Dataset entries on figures
'''

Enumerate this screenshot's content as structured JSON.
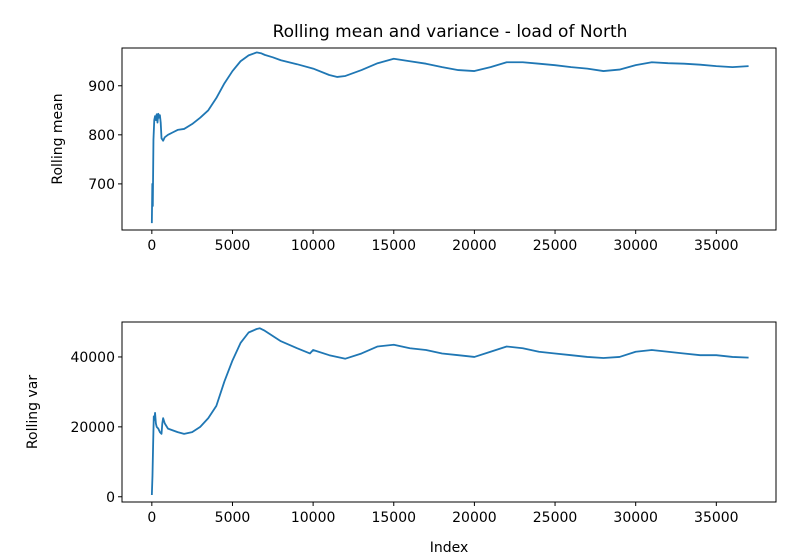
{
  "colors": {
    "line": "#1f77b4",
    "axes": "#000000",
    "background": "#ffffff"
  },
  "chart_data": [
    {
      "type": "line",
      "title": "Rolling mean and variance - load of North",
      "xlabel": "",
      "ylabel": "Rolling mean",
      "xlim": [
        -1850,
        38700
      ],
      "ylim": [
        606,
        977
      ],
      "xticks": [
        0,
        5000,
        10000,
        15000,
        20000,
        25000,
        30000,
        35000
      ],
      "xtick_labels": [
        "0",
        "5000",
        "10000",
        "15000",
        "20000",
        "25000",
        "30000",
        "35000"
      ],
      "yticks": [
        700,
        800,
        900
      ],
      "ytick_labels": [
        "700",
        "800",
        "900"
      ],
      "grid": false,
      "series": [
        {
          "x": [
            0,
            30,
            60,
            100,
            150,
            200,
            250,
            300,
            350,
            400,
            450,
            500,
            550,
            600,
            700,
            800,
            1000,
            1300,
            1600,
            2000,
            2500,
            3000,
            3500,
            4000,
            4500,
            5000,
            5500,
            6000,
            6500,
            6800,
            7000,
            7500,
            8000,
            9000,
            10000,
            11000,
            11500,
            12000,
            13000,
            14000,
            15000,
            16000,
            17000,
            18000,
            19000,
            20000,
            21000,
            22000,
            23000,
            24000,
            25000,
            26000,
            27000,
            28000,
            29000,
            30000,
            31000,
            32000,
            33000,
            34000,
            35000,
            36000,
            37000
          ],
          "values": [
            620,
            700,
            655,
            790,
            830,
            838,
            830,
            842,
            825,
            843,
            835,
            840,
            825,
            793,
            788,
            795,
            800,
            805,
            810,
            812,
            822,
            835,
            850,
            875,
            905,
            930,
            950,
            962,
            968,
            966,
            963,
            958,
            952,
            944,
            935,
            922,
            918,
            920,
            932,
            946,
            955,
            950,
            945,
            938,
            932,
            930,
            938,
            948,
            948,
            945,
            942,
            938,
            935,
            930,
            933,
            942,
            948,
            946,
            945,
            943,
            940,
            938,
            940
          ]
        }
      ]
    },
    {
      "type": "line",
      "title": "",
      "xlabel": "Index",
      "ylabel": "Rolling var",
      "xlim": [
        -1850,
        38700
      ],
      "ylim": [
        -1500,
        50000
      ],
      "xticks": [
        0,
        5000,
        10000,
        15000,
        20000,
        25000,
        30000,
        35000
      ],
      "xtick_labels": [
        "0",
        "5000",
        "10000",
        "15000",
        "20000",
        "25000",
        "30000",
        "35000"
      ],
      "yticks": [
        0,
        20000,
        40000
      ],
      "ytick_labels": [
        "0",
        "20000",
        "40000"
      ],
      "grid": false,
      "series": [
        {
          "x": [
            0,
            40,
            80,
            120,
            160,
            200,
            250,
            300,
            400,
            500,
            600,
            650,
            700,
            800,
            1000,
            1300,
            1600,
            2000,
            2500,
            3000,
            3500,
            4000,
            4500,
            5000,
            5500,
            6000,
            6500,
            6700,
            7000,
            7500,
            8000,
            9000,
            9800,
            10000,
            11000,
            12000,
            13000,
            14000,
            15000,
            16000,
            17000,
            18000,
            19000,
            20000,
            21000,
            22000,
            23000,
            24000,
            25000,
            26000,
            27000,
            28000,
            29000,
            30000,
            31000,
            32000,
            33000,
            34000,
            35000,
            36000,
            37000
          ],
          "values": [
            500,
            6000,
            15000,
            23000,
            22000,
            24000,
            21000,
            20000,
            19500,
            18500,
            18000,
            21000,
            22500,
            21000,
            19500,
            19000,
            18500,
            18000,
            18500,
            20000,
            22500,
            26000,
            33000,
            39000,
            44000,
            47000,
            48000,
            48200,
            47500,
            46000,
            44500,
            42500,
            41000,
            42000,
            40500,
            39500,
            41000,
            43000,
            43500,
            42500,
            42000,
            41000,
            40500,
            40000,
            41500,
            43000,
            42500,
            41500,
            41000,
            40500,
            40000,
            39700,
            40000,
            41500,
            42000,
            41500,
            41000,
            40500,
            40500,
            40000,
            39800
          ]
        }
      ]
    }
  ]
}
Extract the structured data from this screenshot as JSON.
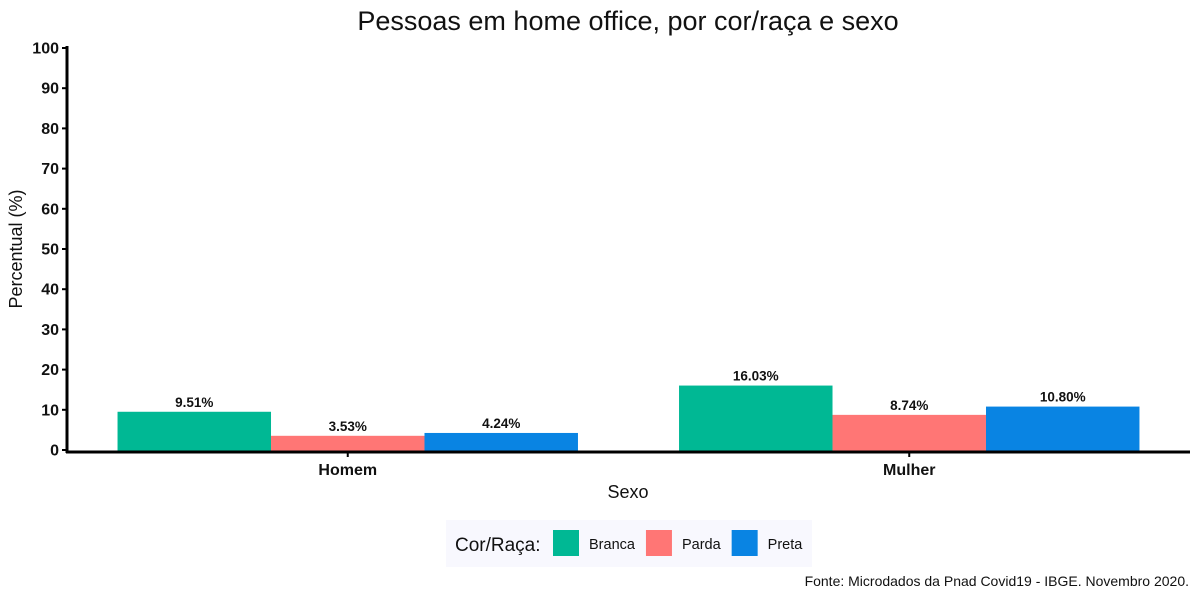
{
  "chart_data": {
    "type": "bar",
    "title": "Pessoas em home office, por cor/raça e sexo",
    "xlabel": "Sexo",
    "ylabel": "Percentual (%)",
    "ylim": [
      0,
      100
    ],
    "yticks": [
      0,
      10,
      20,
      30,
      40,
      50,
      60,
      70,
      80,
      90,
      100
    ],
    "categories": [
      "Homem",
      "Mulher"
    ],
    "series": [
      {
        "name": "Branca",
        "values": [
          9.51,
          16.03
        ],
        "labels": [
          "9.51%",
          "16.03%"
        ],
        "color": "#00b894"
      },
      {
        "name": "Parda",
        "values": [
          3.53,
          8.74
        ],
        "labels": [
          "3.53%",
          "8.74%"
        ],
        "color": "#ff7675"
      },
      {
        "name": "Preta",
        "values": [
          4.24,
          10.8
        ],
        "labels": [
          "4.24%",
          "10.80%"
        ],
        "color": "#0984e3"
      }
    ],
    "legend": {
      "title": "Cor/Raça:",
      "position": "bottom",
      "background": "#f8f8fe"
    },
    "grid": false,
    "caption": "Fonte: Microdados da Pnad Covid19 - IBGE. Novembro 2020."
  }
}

'''

▸ **TASK INSTRUCTIONS**:
Copy each line of the records precisely and drop any images they hold.

▸ **PROBLEM SOLUTION**:
Enumerate this screenshot's content as structured JSON.
{
  "colors": {
    "line": "#1f77b4",
    "axes": "#000000",
    "background": "#ffffff"
  },
  "chart_data": [
    {
      "type": "line",
      "title": "Rolling mean and variance - load of North",
      "xlabel": "",
      "ylabel": "Rolling mean",
      "xlim": [
        -1850,
        38700
      ],
      "ylim": [
        606,
        977
      ],
      "xticks": [
        0,
        5000,
        10000,
        15000,
        20000,
        25000,
        30000,
        35000
      ],
      "xtick_labels": [
        "0",
        "5000",
        "10000",
        "15000",
        "20000",
        "25000",
        "30000",
        "35000"
      ],
      "yticks": [
        700,
        800,
        900
      ],
      "ytick_labels": [
        "700",
        "800",
        "900"
      ],
      "grid": false,
      "series": [
        {
          "x": [
            0,
            30,
            60,
            100,
            150,
            200,
            250,
            300,
            350,
            400,
            450,
            500,
            550,
            600,
            700,
            800,
            1000,
            1300,
            1600,
            2000,
            2500,
            3000,
            3500,
            4000,
            4500,
            5000,
            5500,
            6000,
            6500,
            6800,
            7000,
            7500,
            8000,
            9000,
            10000,
            11000,
            11500,
            12000,
            13000,
            14000,
            15000,
            16000,
            17000,
            18000,
            19000,
            20000,
            21000,
            22000,
            23000,
            24000,
            25000,
            26000,
            27000,
            28000,
            29000,
            30000,
            31000,
            32000,
            33000,
            34000,
            35000,
            36000,
            37000
          ],
          "values": [
            620,
            700,
            655,
            790,
            830,
            838,
            830,
            842,
            825,
            843,
            835,
            840,
            825,
            793,
            788,
            795,
            800,
            805,
            810,
            812,
            822,
            835,
            850,
            875,
            905,
            930,
            950,
            962,
            968,
            966,
            963,
            958,
            952,
            944,
            935,
            922,
            918,
            920,
            932,
            946,
            955,
            950,
            945,
            938,
            932,
            930,
            938,
            948,
            948,
            945,
            942,
            938,
            935,
            930,
            933,
            942,
            948,
            946,
            945,
            943,
            940,
            938,
            940
          ]
        }
      ]
    },
    {
      "type": "line",
      "title": "",
      "xlabel": "Index",
      "ylabel": "Rolling var",
      "xlim": [
        -1850,
        38700
      ],
      "ylim": [
        -1500,
        50000
      ],
      "xticks": [
        0,
        5000,
        10000,
        15000,
        20000,
        25000,
        30000,
        35000
      ],
      "xtick_labels": [
        "0",
        "5000",
        "10000",
        "15000",
        "20000",
        "25000",
        "30000",
        "35000"
      ],
      "yticks": [
        0,
        20000,
        40000
      ],
      "ytick_labels": [
        "0",
        "20000",
        "40000"
      ],
      "grid": false,
      "series": [
        {
          "x": [
            0,
            40,
            80,
            120,
            160,
            200,
            250,
            300,
            400,
            500,
            600,
            650,
            700,
            800,
            1000,
            1300,
            1600,
            2000,
            2500,
            3000,
            3500,
            4000,
            4500,
            5000,
            5500,
            6000,
            6500,
            6700,
            7000,
            7500,
            8000,
            9000,
            9800,
            10000,
            11000,
            12000,
            13000,
            14000,
            15000,
            16000,
            17000,
            18000,
            19000,
            20000,
            21000,
            22000,
            23000,
            24000,
            25000,
            26000,
            27000,
            28000,
            29000,
            30000,
            31000,
            32000,
            33000,
            34000,
            35000,
            36000,
            37000
          ],
          "values": [
            500,
            6000,
            15000,
            23000,
            22000,
            24000,
            21000,
            20000,
            19500,
            18500,
            18000,
            21000,
            22500,
            21000,
            19500,
            19000,
            18500,
            18000,
            18500,
            20000,
            22500,
            26000,
            33000,
            39000,
            44000,
            47000,
            48000,
            48200,
            47500,
            46000,
            44500,
            42500,
            41000,
            42000,
            40500,
            39500,
            41000,
            43000,
            43500,
            42500,
            42000,
            41000,
            40500,
            40000,
            41500,
            43000,
            42500,
            41500,
            41000,
            40500,
            40000,
            39700,
            40000,
            41500,
            42000,
            41500,
            41000,
            40500,
            40500,
            40000,
            39800
          ]
        }
      ]
    }
  ]
}
Extract the structured data from this screenshot as JSON.
{
  "chart_data": {
    "type": "bar",
    "title": "Pessoas em home office, por cor/raça e sexo",
    "xlabel": "Sexo",
    "ylabel": "Percentual (%)",
    "ylim": [
      0,
      100
    ],
    "yticks": [
      0,
      10,
      20,
      30,
      40,
      50,
      60,
      70,
      80,
      90,
      100
    ],
    "categories": [
      "Homem",
      "Mulher"
    ],
    "series": [
      {
        "name": "Branca",
        "values": [
          9.51,
          16.03
        ],
        "labels": [
          "9.51%",
          "16.03%"
        ],
        "color": "#00b894"
      },
      {
        "name": "Parda",
        "values": [
          3.53,
          8.74
        ],
        "labels": [
          "3.53%",
          "8.74%"
        ],
        "color": "#ff7675"
      },
      {
        "name": "Preta",
        "values": [
          4.24,
          10.8
        ],
        "labels": [
          "4.24%",
          "10.80%"
        ],
        "color": "#0984e3"
      }
    ],
    "legend": {
      "title": "Cor/Raça:",
      "position": "bottom",
      "background": "#f8f8fe"
    },
    "grid": false,
    "caption": "Fonte: Microdados da Pnad Covid19 - IBGE. Novembro 2020."
  }
}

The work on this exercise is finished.